Os homens transitam do Norte para o Sul, de Leste para Oeste, de país para
país, em busca de pão e de um futuro melhor

. É assim que começa o romance
Emigrantes, de Ferreira de Castro.

Sem sombra de dúvidas, a obra Emigrantes,
publicada em 1928, é uma das obras mais importantes de sua carreira pois é considerada
uma das precursoras do Neo-Realismo em Portugal. É com este romance que
se inicia definitivamente a sua carreira literária.
 

Manuel da Bouça
é o personagem central deste romance. Ao regressar à sua terra, depois de uma
estadia de alguns anos no Brasil, até a visão de “…um velho moinho com
as suas quatro pétalas – um muro em ruínas…Que lindo! Que lindo! constitui
motivo para que se emocione. Símbolo de todos os emigrantes, Manuel representa
o indivíduo inserido em sua comunidade que, como todos os outros, nutre uma série
de sonhos e aspirações. 

Ferreira de Castro, com a publicação deste romance,
talvez já intuísse e observasse a transformação do mundo que o século XXI agora
tanto se esforça por compreender. Neste livro descortina-se a condição do homem,
o eterno emigrante. O autor procura desconstruir o imaginário português sobre
a emigração para o Brasil e também denunciar a sua exploração econômica.

Enredo

O livro começa
com uma belíssima descrição da natureza na qual Manuel da Bouça aparece
integrado. Assim como a pega, que de graveto em graveto vai construindo seu
ninho no alto do pinheiro, tão desenvolta, Manuel  da Bouça também constrói
no campo sua modesta existência, cultiva suas ouves e ergue sozinho o muro que
protege a sua vinha. A identificação primeira com a terra pode ser observada até
mesmo em seu nome – Manuel  da Bouça – onde “bouça” é o nome dado a um
terreno, normalmente impróprio para a cultura, onde eventualmente crescem
pinheiros ou carvalhos.

Aqui a identidade está ligada diretamente à vida no campo e ao trabalho rural.
Há uma coincidência entre o indivíduo e a terra, mais especificamente a aldeia,
à qual ele pertence. Do seu nome verdadeiro – Manuel Joaquim dos Santos – só
temos notícia uma vez, justamente no momento em que ele desembarca no país
estrangeiro. Desse modo, podemos ser levados a tomar a paisagem exterior como
uma metáfora direta da paisagem interior que assentaria sobre a identidade
nacional. O relato minucioso dos diversos detalhes do cotidiano campesino
possibilitariam, em uma leitura mais apressada, que tomássemos Manuel da Bouça
como o representante de uma história naturalizada, isto é, como o detentor de
uma identidade fixa e ligada a uma essência. Entretanto, mesmo neste primeiro
momento do livro em que o personagem aparece tão integrado à sua comunidade e à
sua terra, há a presença de um dado exterior, um elemento que fura esta ordem
tão bem estabelecida: os campos improdutivos de seu vizinho Esteves.

Dados extraídos de uma coleção
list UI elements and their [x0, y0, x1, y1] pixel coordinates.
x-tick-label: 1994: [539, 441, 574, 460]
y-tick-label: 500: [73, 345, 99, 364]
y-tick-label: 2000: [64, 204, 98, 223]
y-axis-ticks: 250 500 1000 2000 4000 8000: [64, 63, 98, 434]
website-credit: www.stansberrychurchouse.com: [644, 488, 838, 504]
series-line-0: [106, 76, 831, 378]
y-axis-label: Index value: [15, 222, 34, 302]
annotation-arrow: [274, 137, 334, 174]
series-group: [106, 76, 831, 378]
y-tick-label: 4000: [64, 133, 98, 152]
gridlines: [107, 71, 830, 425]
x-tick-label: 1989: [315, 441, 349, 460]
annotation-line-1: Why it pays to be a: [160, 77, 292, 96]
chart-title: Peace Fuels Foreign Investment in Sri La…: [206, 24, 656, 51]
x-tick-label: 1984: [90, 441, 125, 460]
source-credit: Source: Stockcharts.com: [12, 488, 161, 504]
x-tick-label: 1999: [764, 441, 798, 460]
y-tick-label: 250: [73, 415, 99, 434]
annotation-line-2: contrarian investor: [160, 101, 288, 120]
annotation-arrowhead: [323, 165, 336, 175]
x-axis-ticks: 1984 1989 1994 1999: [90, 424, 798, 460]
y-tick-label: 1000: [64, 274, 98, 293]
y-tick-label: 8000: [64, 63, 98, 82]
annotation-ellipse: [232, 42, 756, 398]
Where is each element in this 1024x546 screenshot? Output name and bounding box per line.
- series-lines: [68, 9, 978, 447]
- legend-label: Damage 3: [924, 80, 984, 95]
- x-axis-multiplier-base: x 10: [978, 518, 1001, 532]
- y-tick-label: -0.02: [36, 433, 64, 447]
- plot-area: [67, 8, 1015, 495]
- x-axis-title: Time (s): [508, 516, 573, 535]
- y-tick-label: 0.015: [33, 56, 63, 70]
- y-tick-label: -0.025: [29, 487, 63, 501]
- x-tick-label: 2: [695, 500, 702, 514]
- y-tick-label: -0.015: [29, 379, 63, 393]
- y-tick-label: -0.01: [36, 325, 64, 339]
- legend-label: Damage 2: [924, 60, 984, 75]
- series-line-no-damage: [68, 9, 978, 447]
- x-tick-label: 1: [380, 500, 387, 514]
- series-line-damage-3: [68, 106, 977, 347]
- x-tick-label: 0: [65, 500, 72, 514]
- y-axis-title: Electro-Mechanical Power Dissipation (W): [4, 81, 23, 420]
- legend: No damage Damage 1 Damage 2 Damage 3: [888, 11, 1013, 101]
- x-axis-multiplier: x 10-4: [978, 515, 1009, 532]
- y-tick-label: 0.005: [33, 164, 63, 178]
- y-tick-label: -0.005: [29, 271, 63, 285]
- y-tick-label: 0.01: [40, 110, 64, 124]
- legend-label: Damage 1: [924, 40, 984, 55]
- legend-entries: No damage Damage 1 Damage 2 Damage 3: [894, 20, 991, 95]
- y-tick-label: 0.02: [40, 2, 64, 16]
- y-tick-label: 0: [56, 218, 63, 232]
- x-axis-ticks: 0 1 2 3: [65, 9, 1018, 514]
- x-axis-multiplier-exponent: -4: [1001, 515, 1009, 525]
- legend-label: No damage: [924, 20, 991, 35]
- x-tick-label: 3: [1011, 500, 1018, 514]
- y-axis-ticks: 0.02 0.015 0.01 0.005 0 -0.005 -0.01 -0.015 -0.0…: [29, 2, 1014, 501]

O que fazer :: Edite o trecho sobre o romance Emigrantes, começando em "Os homens transitam" e seguindo até "Ferreira de Castro.", com "pão" trocado por "trabalho". Os registros não têm relação com o trecho.

Resposta abaixo ::
Os homens transitam do Norte para o Sul, de Leste para Oeste, de país para
país, em busca de trabalho e de um futuro melhor

. É assim que começa o romance
Emigrantes, de Ferreira de Castro.